[EXERCISE REQUIREMENTS]: Reproduce all of the data below without alteration; exclude every picture.
────────────────────────────────────────
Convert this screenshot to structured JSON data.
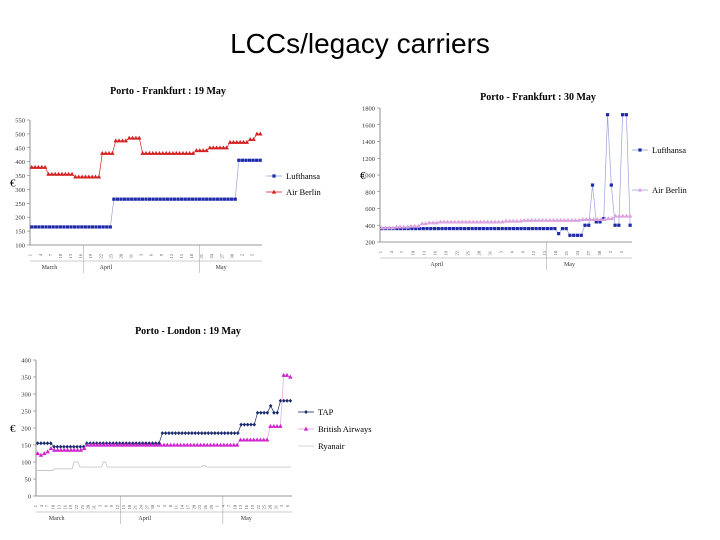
{
  "slide": {
    "title": "LCCs/legacy carriers"
  },
  "colors": {
    "lufthansa": "#1f2aa8",
    "airberlin": "#d42020",
    "tap": "#1a2a6c",
    "ba": "#d020d0",
    "ryanair": "#c8c8c8",
    "line": "#9aa3d8",
    "pinkline": "#e0a0e0"
  },
  "chart_data": [
    {
      "type": "line",
      "title": "Porto - Frankfurt : 19 May",
      "ylabel": "€",
      "ylim": [
        100,
        550
      ],
      "yticks": [
        100,
        150,
        200,
        250,
        300,
        350,
        400,
        450,
        500,
        550
      ],
      "months": [
        "March",
        "April",
        "May"
      ],
      "series": [
        {
          "name": "Lufthansa",
          "marker": "square",
          "values": [
            165,
            165,
            165,
            165,
            165,
            165,
            165,
            165,
            165,
            165,
            165,
            165,
            165,
            165,
            165,
            165,
            165,
            165,
            165,
            165,
            165,
            165,
            165,
            265,
            265,
            265,
            265,
            265,
            265,
            265,
            265,
            265,
            265,
            265,
            265,
            265,
            265,
            265,
            265,
            265,
            265,
            265,
            265,
            265,
            265,
            265,
            265,
            265,
            265,
            265,
            265,
            265,
            265,
            265,
            265,
            265,
            265,
            265,
            405,
            405,
            405,
            405,
            405,
            405,
            405
          ]
        },
        {
          "name": "Air Berlin",
          "marker": "triangle",
          "values": [
            380,
            380,
            380,
            380,
            380,
            355,
            355,
            355,
            355,
            355,
            355,
            355,
            355,
            345,
            345,
            345,
            345,
            345,
            345,
            345,
            345,
            430,
            430,
            430,
            430,
            475,
            475,
            475,
            475,
            485,
            485,
            485,
            485,
            430,
            430,
            430,
            430,
            430,
            430,
            430,
            430,
            430,
            430,
            430,
            430,
            430,
            430,
            430,
            430,
            440,
            440,
            440,
            440,
            450,
            450,
            450,
            450,
            450,
            450,
            470,
            470,
            470,
            470,
            470,
            470,
            480,
            480,
            500,
            500
          ]
        }
      ]
    },
    {
      "type": "line",
      "title": "Porto - Frankfurt : 30 May",
      "ylabel": "€",
      "ylim": [
        200,
        1800
      ],
      "yticks": [
        200,
        400,
        600,
        800,
        1000,
        1200,
        1400,
        1600,
        1800
      ],
      "months": [
        "April",
        "May"
      ],
      "series": [
        {
          "name": "Lufthansa",
          "marker": "square",
          "values": [
            360,
            360,
            360,
            360,
            360,
            360,
            360,
            360,
            360,
            360,
            360,
            360,
            360,
            360,
            360,
            360,
            360,
            360,
            360,
            360,
            360,
            360,
            360,
            360,
            360,
            360,
            360,
            360,
            360,
            360,
            360,
            360,
            360,
            360,
            360,
            360,
            360,
            360,
            360,
            360,
            360,
            360,
            360,
            360,
            360,
            360,
            360,
            300,
            360,
            360,
            280,
            280,
            280,
            280,
            400,
            400,
            880,
            440,
            440,
            480,
            1720,
            880,
            400,
            400,
            1720,
            1720,
            400
          ]
        },
        {
          "name": "Air Berlin",
          "marker": "triangle",
          "values": [
            370,
            370,
            370,
            370,
            380,
            380,
            380,
            380,
            390,
            390,
            390,
            420,
            420,
            430,
            430,
            430,
            440,
            440,
            440,
            440,
            440,
            440,
            440,
            440,
            440,
            440,
            440,
            440,
            440,
            440,
            440,
            440,
            440,
            440,
            450,
            450,
            450,
            450,
            450,
            460,
            460,
            460,
            460,
            460,
            460,
            460,
            460,
            460,
            460,
            460,
            460,
            460,
            460,
            460,
            460,
            470,
            470,
            470,
            470,
            470,
            470,
            470,
            480,
            480,
            510,
            510,
            510,
            510,
            510
          ]
        }
      ]
    },
    {
      "type": "line",
      "title": "Porto - London : 19 May",
      "ylabel": "€",
      "ylim": [
        0,
        400
      ],
      "yticks": [
        0,
        50,
        100,
        150,
        200,
        250,
        300,
        350,
        400
      ],
      "months": [
        "March",
        "April",
        "May"
      ],
      "series": [
        {
          "name": "TAP",
          "marker": "diamond",
          "values": [
            155,
            155,
            155,
            155,
            155,
            145,
            145,
            145,
            145,
            145,
            145,
            145,
            145,
            145,
            145,
            155,
            155,
            155,
            155,
            155,
            155,
            155,
            155,
            155,
            155,
            155,
            155,
            155,
            155,
            155,
            155,
            155,
            155,
            155,
            155,
            155,
            155,
            155,
            185,
            185,
            185,
            185,
            185,
            185,
            185,
            185,
            185,
            185,
            185,
            185,
            185,
            185,
            185,
            185,
            185,
            185,
            185,
            185,
            185,
            185,
            185,
            185,
            210,
            210,
            210,
            210,
            210,
            245,
            245,
            245,
            245,
            265,
            245,
            245,
            280,
            280,
            280,
            280
          ]
        },
        {
          "name": "British Airways",
          "marker": "triangle",
          "values": [
            125,
            120,
            125,
            130,
            140,
            135,
            135,
            135,
            135,
            135,
            135,
            135,
            135,
            135,
            140,
            150,
            150,
            150,
            150,
            150,
            150,
            150,
            150,
            150,
            150,
            150,
            150,
            150,
            150,
            150,
            150,
            150,
            150,
            150,
            150,
            150,
            150,
            150,
            150,
            150,
            150,
            150,
            150,
            150,
            150,
            150,
            150,
            150,
            150,
            150,
            150,
            150,
            150,
            150,
            150,
            150,
            150,
            150,
            150,
            150,
            150,
            165,
            165,
            165,
            165,
            165,
            165,
            165,
            165,
            165,
            205,
            205,
            205,
            205,
            355,
            355,
            350
          ]
        },
        {
          "name": "Ryanair",
          "marker": "line",
          "values": [
            75,
            75,
            75,
            75,
            75,
            75,
            75,
            75,
            75,
            80,
            80,
            80,
            80,
            80,
            80,
            80,
            80,
            80,
            80,
            100,
            100,
            100,
            85,
            85,
            85,
            85,
            85,
            85,
            85,
            85,
            85,
            85,
            85,
            85,
            100,
            100,
            85,
            85,
            85,
            85,
            85,
            85,
            85,
            85,
            85,
            85,
            85,
            85,
            85,
            85,
            85,
            85,
            85,
            85,
            85,
            85,
            85,
            85,
            85,
            85,
            85,
            85,
            85,
            85,
            85,
            85,
            85,
            85,
            85,
            85,
            85,
            85,
            85,
            85,
            85,
            85,
            85,
            85,
            85,
            85,
            85,
            85,
            85,
            85,
            85,
            90,
            90,
            85,
            85,
            85,
            85,
            85,
            85,
            85,
            85,
            85,
            85,
            85,
            85,
            85,
            85,
            85,
            85,
            85,
            85,
            85,
            85,
            85,
            85,
            85,
            85,
            85,
            85,
            85,
            85,
            85,
            85,
            85,
            85,
            85,
            85,
            85,
            85,
            85,
            85,
            85,
            85,
            85,
            85,
            85,
            85
          ]
        }
      ]
    }
  ]
}
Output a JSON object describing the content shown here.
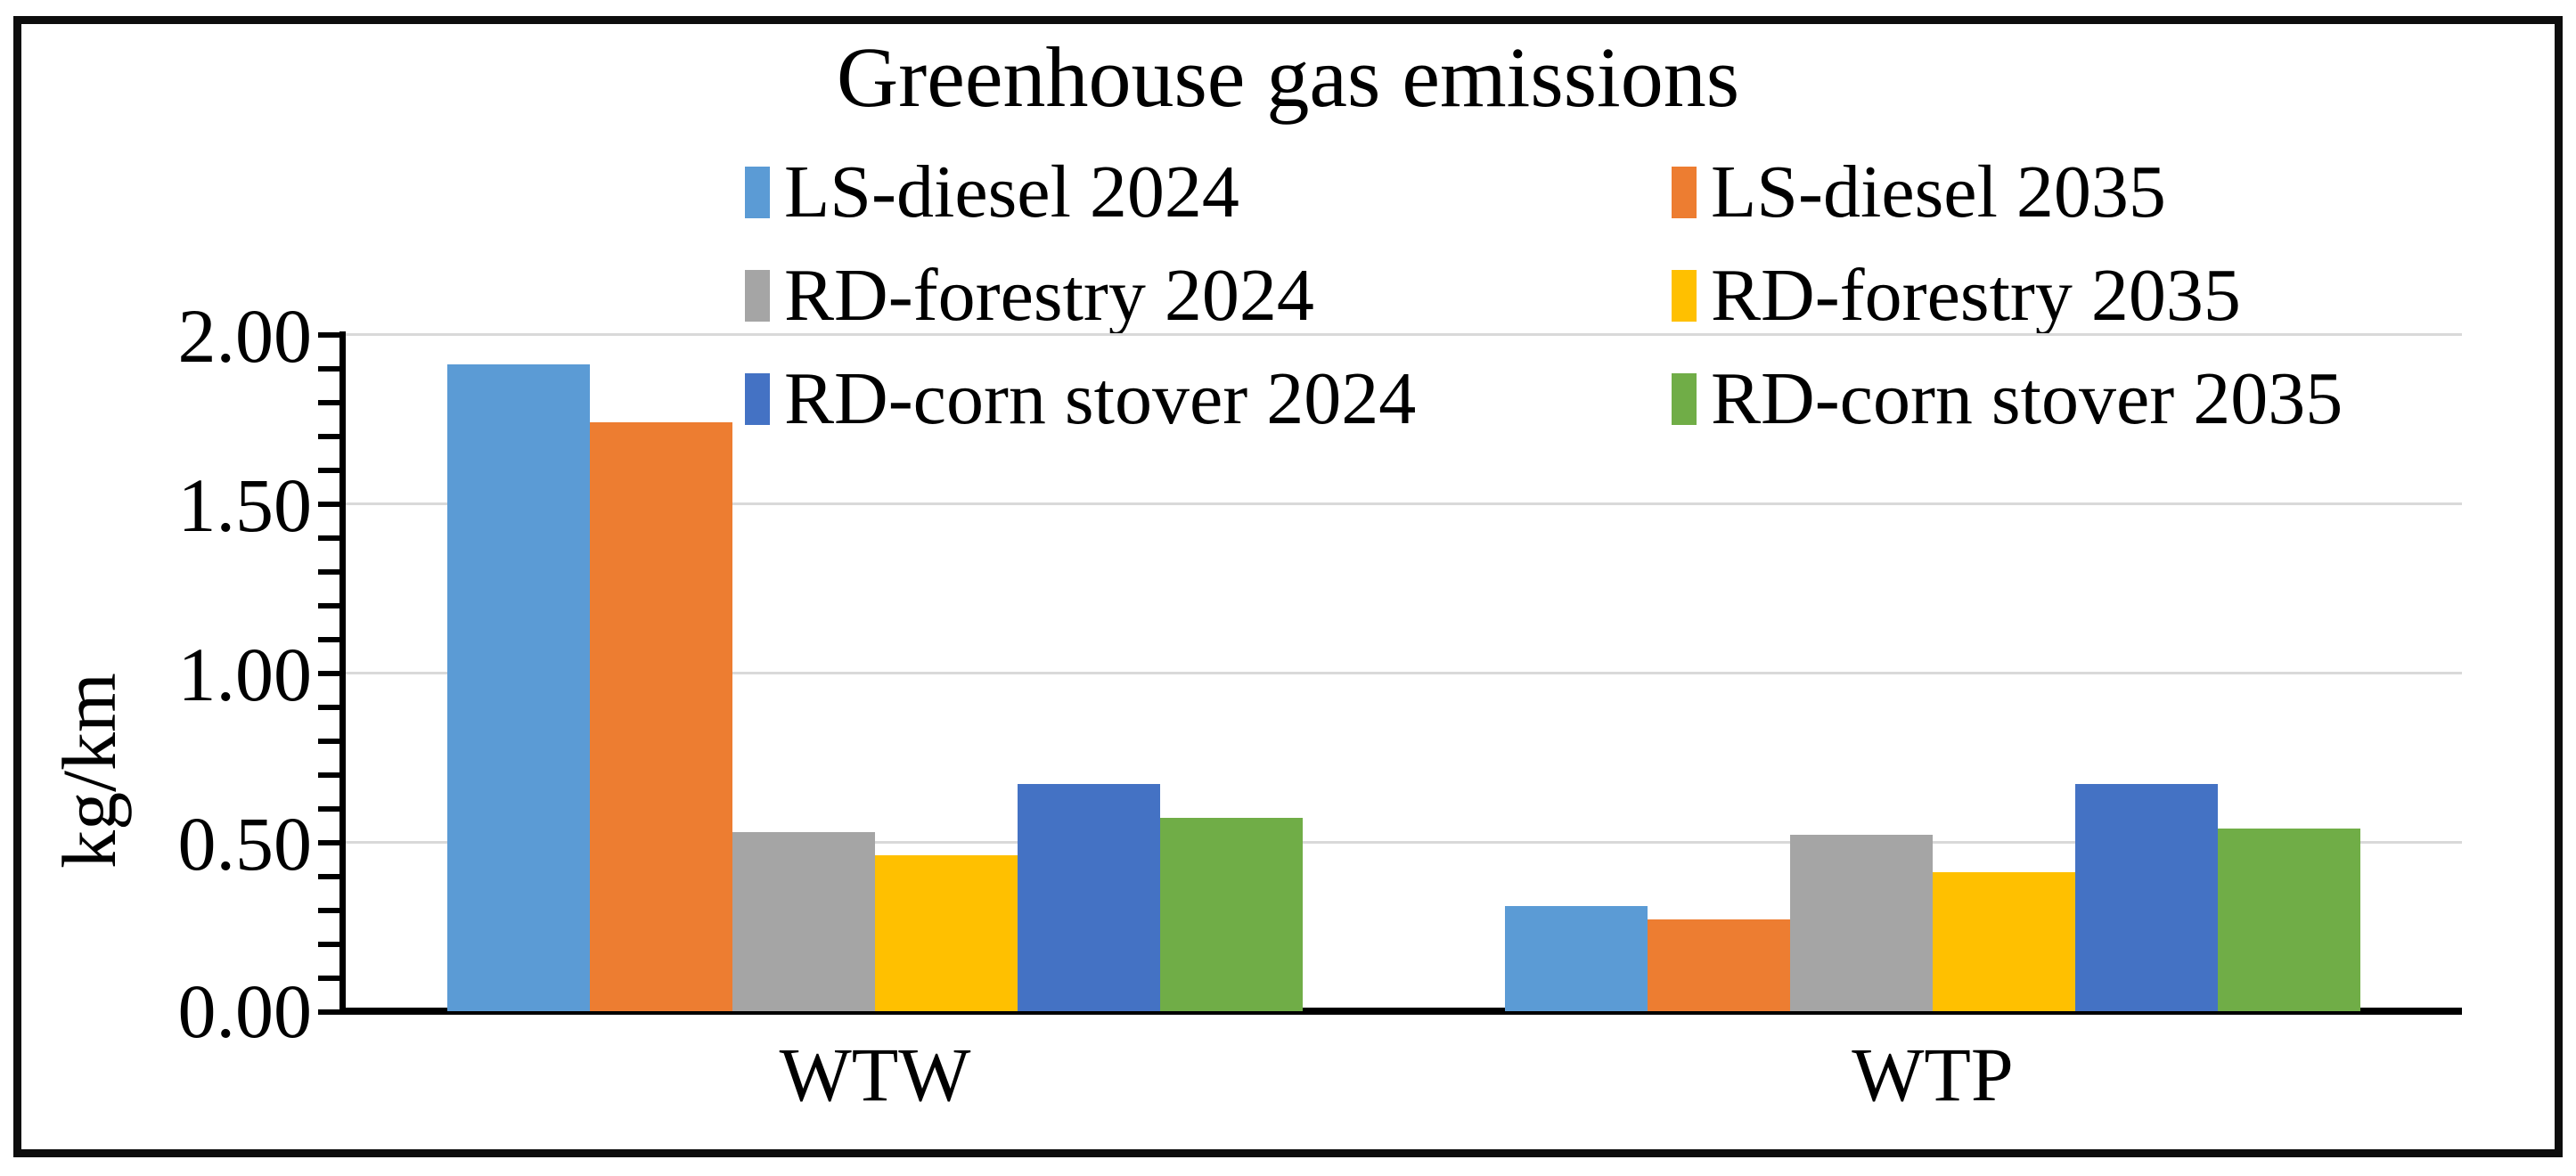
────────────────────────────────────────
[TASK OUTPUT]:
Convert this screenshot to structured JSON data.
{
  "slide": {
    "title": "LCCs/legacy carriers"
  },
  "colors": {
    "lufthansa": "#1f2aa8",
    "airberlin": "#d42020",
    "tap": "#1a2a6c",
    "ba": "#d020d0",
    "ryanair": "#c8c8c8",
    "line": "#9aa3d8",
    "pinkline": "#e0a0e0"
  },
  "chart_data": [
    {
      "type": "line",
      "title": "Porto - Frankfurt : 19 May",
      "ylabel": "€",
      "ylim": [
        100,
        550
      ],
      "yticks": [
        100,
        150,
        200,
        250,
        300,
        350,
        400,
        450,
        500,
        550
      ],
      "months": [
        "March",
        "April",
        "May"
      ],
      "series": [
        {
          "name": "Lufthansa",
          "marker": "square",
          "values": [
            165,
            165,
            165,
            165,
            165,
            165,
            165,
            165,
            165,
            165,
            165,
            165,
            165,
            165,
            165,
            165,
            165,
            165,
            165,
            165,
            165,
            165,
            165,
            265,
            265,
            265,
            265,
            265,
            265,
            265,
            265,
            265,
            265,
            265,
            265,
            265,
            265,
            265,
            265,
            265,
            265,
            265,
            265,
            265,
            265,
            265,
            265,
            265,
            265,
            265,
            265,
            265,
            265,
            265,
            265,
            265,
            265,
            265,
            405,
            405,
            405,
            405,
            405,
            405,
            405
          ]
        },
        {
          "name": "Air Berlin",
          "marker": "triangle",
          "values": [
            380,
            380,
            380,
            380,
            380,
            355,
            355,
            355,
            355,
            355,
            355,
            355,
            355,
            345,
            345,
            345,
            345,
            345,
            345,
            345,
            345,
            430,
            430,
            430,
            430,
            475,
            475,
            475,
            475,
            485,
            485,
            485,
            485,
            430,
            430,
            430,
            430,
            430,
            430,
            430,
            430,
            430,
            430,
            430,
            430,
            430,
            430,
            430,
            430,
            440,
            440,
            440,
            440,
            450,
            450,
            450,
            450,
            450,
            450,
            470,
            470,
            470,
            470,
            470,
            470,
            480,
            480,
            500,
            500
          ]
        }
      ]
    },
    {
      "type": "line",
      "title": "Porto - Frankfurt : 30 May",
      "ylabel": "€",
      "ylim": [
        200,
        1800
      ],
      "yticks": [
        200,
        400,
        600,
        800,
        1000,
        1200,
        1400,
        1600,
        1800
      ],
      "months": [
        "April",
        "May"
      ],
      "series": [
        {
          "name": "Lufthansa",
          "marker": "square",
          "values": [
            360,
            360,
            360,
            360,
            360,
            360,
            360,
            360,
            360,
            360,
            360,
            360,
            360,
            360,
            360,
            360,
            360,
            360,
            360,
            360,
            360,
            360,
            360,
            360,
            360,
            360,
            360,
            360,
            360,
            360,
            360,
            360,
            360,
            360,
            360,
            360,
            360,
            360,
            360,
            360,
            360,
            360,
            360,
            360,
            360,
            360,
            360,
            300,
            360,
            360,
            280,
            280,
            280,
            280,
            400,
            400,
            880,
            440,
            440,
            480,
            1720,
            880,
            400,
            400,
            1720,
            1720,
            400
          ]
        },
        {
          "name": "Air Berlin",
          "marker": "triangle",
          "values": [
            370,
            370,
            370,
            370,
            380,
            380,
            380,
            380,
            390,
            390,
            390,
            420,
            420,
            430,
            430,
            430,
            440,
            440,
            440,
            440,
            440,
            440,
            440,
            440,
            440,
            440,
            440,
            440,
            440,
            440,
            440,
            440,
            440,
            440,
            450,
            450,
            450,
            450,
            450,
            460,
            460,
            460,
            460,
            460,
            460,
            460,
            460,
            460,
            460,
            460,
            460,
            460,
            460,
            460,
            460,
            470,
            470,
            470,
            470,
            470,
            470,
            470,
            480,
            480,
            510,
            510,
            510,
            510,
            510
          ]
        }
      ]
    },
    {
      "type": "line",
      "title": "Porto - London : 19 May",
      "ylabel": "€",
      "ylim": [
        0,
        400
      ],
      "yticks": [
        0,
        50,
        100,
        150,
        200,
        250,
        300,
        350,
        400
      ],
      "months": [
        "March",
        "April",
        "May"
      ],
      "series": [
        {
          "name": "TAP",
          "marker": "diamond",
          "values": [
            155,
            155,
            155,
            155,
            155,
            145,
            145,
            145,
            145,
            145,
            145,
            145,
            145,
            145,
            145,
            155,
            155,
            155,
            155,
            155,
            155,
            155,
            155,
            155,
            155,
            155,
            155,
            155,
            155,
            155,
            155,
            155,
            155,
            155,
            155,
            155,
            155,
            155,
            185,
            185,
            185,
            185,
            185,
            185,
            185,
            185,
            185,
            185,
            185,
            185,
            185,
            185,
            185,
            185,
            185,
            185,
            185,
            185,
            185,
            185,
            185,
            185,
            210,
            210,
            210,
            210,
            210,
            245,
            245,
            245,
            245,
            265,
            245,
            245,
            280,
            280,
            280,
            280
          ]
        },
        {
          "name": "British Airways",
          "marker": "triangle",
          "values": [
            125,
            120,
            125,
            130,
            140,
            135,
            135,
            135,
            135,
            135,
            135,
            135,
            135,
            135,
            140,
            150,
            150,
            150,
            150,
            150,
            150,
            150,
            150,
            150,
            150,
            150,
            150,
            150,
            150,
            150,
            150,
            150,
            150,
            150,
            150,
            150,
            150,
            150,
            150,
            150,
            150,
            150,
            150,
            150,
            150,
            150,
            150,
            150,
            150,
            150,
            150,
            150,
            150,
            150,
            150,
            150,
            150,
            150,
            150,
            150,
            150,
            165,
            165,
            165,
            165,
            165,
            165,
            165,
            165,
            165,
            205,
            205,
            205,
            205,
            355,
            355,
            350
          ]
        },
        {
          "name": "Ryanair",
          "marker": "line",
          "values": [
            75,
            75,
            75,
            75,
            75,
            75,
            75,
            75,
            75,
            80,
            80,
            80,
            80,
            80,
            80,
            80,
            80,
            80,
            80,
            100,
            100,
            100,
            85,
            85,
            85,
            85,
            85,
            85,
            85,
            85,
            85,
            85,
            85,
            85,
            100,
            100,
            85,
            85,
            85,
            85,
            85,
            85,
            85,
            85,
            85,
            85,
            85,
            85,
            85,
            85,
            85,
            85,
            85,
            85,
            85,
            85,
            85,
            85,
            85,
            85,
            85,
            85,
            85,
            85,
            85,
            85,
            85,
            85,
            85,
            85,
            85,
            85,
            85,
            85,
            85,
            85,
            85,
            85,
            85,
            85,
            85,
            85,
            85,
            85,
            85,
            90,
            90,
            85,
            85,
            85,
            85,
            85,
            85,
            85,
            85,
            85,
            85,
            85,
            85,
            85,
            85,
            85,
            85,
            85,
            85,
            85,
            85,
            85,
            85,
            85,
            85,
            85,
            85,
            85,
            85,
            85,
            85,
            85,
            85,
            85,
            85,
            85,
            85,
            85,
            85,
            85,
            85,
            85,
            85,
            85,
            85
          ]
        }
      ]
    }
  ]
}
Output a JSON object describing the content shown here.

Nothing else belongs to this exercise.